任务要求 ::
请把数据从第一行起一直到含有“pitch-angle-direction: Down: [478, 450, 522, 468]”的那一行（首尾两行均包括在内）给成一个 JSON 字符串列表，每行对应一个字符串，空行不计。
════════════════
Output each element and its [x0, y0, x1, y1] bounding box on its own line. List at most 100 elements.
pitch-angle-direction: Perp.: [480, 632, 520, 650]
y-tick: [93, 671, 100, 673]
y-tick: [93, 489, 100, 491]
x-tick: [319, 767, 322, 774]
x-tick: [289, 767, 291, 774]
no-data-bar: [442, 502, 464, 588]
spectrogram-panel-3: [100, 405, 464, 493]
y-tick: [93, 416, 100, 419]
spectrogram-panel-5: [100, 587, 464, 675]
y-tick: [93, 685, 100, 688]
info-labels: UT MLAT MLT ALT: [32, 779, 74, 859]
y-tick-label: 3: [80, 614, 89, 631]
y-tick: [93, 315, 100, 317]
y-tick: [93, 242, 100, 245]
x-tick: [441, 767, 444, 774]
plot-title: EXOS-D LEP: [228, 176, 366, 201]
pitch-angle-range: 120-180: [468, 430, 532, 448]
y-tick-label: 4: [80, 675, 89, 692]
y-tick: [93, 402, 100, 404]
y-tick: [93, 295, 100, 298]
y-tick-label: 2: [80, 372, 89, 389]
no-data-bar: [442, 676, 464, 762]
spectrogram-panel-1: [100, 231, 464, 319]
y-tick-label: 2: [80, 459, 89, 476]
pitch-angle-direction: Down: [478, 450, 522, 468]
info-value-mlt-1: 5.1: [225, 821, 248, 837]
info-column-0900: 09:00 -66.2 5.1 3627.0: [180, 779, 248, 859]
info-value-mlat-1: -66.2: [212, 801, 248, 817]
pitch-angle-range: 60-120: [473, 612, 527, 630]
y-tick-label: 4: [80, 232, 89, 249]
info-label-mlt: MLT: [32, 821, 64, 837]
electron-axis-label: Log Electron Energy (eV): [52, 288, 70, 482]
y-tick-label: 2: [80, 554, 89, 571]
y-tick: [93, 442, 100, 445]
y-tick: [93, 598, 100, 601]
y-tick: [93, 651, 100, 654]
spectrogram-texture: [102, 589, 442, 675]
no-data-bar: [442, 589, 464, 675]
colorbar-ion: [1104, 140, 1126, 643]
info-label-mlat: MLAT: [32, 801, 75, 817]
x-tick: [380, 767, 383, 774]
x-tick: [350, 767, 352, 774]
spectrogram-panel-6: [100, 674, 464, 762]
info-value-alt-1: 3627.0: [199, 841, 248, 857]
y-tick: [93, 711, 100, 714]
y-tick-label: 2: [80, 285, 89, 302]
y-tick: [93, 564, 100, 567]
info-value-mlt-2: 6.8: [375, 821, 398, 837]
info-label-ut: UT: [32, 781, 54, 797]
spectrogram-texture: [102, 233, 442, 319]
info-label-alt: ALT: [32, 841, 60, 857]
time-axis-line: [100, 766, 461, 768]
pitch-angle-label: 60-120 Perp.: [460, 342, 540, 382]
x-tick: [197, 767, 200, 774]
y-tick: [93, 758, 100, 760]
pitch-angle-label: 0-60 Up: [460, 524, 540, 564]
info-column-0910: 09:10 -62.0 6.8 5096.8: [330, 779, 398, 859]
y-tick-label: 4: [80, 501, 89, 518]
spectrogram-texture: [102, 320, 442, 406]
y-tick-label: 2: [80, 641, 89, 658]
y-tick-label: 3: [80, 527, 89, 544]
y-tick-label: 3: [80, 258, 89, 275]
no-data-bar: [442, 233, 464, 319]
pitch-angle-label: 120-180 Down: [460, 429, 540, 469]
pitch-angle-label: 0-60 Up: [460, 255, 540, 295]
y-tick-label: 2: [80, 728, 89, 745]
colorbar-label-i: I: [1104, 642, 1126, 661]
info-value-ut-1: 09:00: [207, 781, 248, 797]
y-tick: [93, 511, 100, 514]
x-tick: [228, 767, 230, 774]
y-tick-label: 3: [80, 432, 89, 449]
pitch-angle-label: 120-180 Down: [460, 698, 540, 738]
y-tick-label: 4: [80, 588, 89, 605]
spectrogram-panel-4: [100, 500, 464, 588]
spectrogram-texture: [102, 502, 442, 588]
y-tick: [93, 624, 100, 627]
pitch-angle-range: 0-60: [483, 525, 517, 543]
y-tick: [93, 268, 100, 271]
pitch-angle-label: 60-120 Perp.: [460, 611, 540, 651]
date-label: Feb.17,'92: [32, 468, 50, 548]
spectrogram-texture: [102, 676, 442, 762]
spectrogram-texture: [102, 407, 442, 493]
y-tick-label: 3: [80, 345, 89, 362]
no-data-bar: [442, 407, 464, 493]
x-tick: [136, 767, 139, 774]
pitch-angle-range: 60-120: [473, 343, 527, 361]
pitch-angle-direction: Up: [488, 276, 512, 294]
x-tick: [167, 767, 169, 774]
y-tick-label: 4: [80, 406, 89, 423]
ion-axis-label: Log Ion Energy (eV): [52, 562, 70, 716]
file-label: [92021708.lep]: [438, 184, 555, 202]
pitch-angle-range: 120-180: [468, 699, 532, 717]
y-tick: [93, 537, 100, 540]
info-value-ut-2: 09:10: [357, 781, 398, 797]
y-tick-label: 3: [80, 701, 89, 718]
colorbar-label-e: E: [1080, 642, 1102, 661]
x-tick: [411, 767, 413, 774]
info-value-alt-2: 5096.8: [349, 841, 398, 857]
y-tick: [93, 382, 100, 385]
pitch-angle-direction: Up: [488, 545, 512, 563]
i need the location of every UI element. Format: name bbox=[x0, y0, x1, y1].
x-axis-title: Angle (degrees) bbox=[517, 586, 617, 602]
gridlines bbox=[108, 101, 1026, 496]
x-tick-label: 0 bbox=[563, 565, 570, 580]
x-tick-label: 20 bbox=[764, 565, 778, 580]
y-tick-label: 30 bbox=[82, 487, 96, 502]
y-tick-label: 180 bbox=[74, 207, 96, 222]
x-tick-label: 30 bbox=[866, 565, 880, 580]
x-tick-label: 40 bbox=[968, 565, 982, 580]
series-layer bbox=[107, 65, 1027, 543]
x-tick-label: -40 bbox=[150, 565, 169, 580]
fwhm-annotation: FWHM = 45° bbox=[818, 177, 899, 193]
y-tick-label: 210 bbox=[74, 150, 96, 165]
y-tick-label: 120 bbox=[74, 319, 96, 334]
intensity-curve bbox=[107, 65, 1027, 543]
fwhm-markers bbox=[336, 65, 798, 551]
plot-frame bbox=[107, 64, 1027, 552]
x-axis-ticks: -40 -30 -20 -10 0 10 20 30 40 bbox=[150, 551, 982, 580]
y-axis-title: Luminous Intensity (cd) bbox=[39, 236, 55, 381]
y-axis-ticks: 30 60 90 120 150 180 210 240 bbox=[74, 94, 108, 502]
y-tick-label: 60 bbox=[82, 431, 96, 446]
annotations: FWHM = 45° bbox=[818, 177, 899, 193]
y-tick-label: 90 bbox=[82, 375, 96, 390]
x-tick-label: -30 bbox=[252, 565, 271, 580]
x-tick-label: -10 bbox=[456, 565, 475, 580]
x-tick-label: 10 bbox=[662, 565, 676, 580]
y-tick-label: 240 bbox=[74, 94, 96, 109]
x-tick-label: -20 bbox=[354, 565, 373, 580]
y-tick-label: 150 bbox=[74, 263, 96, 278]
════════════════
预期答案 ::
[
  "Output each element and its [x0, y0, x1, y1] bounding box on its own line. List at most 100 elements.",
  "pitch-angle-direction: Perp.: [480, 632, 520, 650]",
  "y-tick: [93, 671, 100, 673]",
  "y-tick: [93, 489, 100, 491]",
  "x-tick: [319, 767, 322, 774]",
  "x-tick: [289, 767, 291, 774]",
  "no-data-bar: [442, 502, 464, 588]",
  "spectrogram-panel-3: [100, 405, 464, 493]",
  "y-tick: [93, 416, 100, 419]",
  "spectrogram-panel-5: [100, 587, 464, 675]",
  "y-tick: [93, 685, 100, 688]",
  "info-labels: UT MLAT MLT ALT: [32, 779, 74, 859]",
  "y-tick-label: 3: [80, 614, 89, 631]",
  "y-tick: [93, 315, 100, 317]",
  "y-tick: [93, 242, 100, 245]",
  "x-tick: [441, 767, 444, 774]",
  "plot-title: EXOS-D LEP: [228, 176, 366, 201]",
  "pitch-angle-range: 120-180: [468, 430, 532, 448]",
  "y-tick-label: 4: [80, 675, 89, 692]",
  "y-tick: [93, 402, 100, 404]",
  "y-tick: [93, 295, 100, 298]",
  "y-tick-label: 2: [80, 372, 89, 389]",
  "no-data-bar: [442, 676, 464, 762]",
  "spectrogram-panel-1: [100, 231, 464, 319]",
  "y-tick-label: 2: [80, 459, 89, 476]",
  "pitch-angle-direction: Down: [478, 450, 522, 468]"
]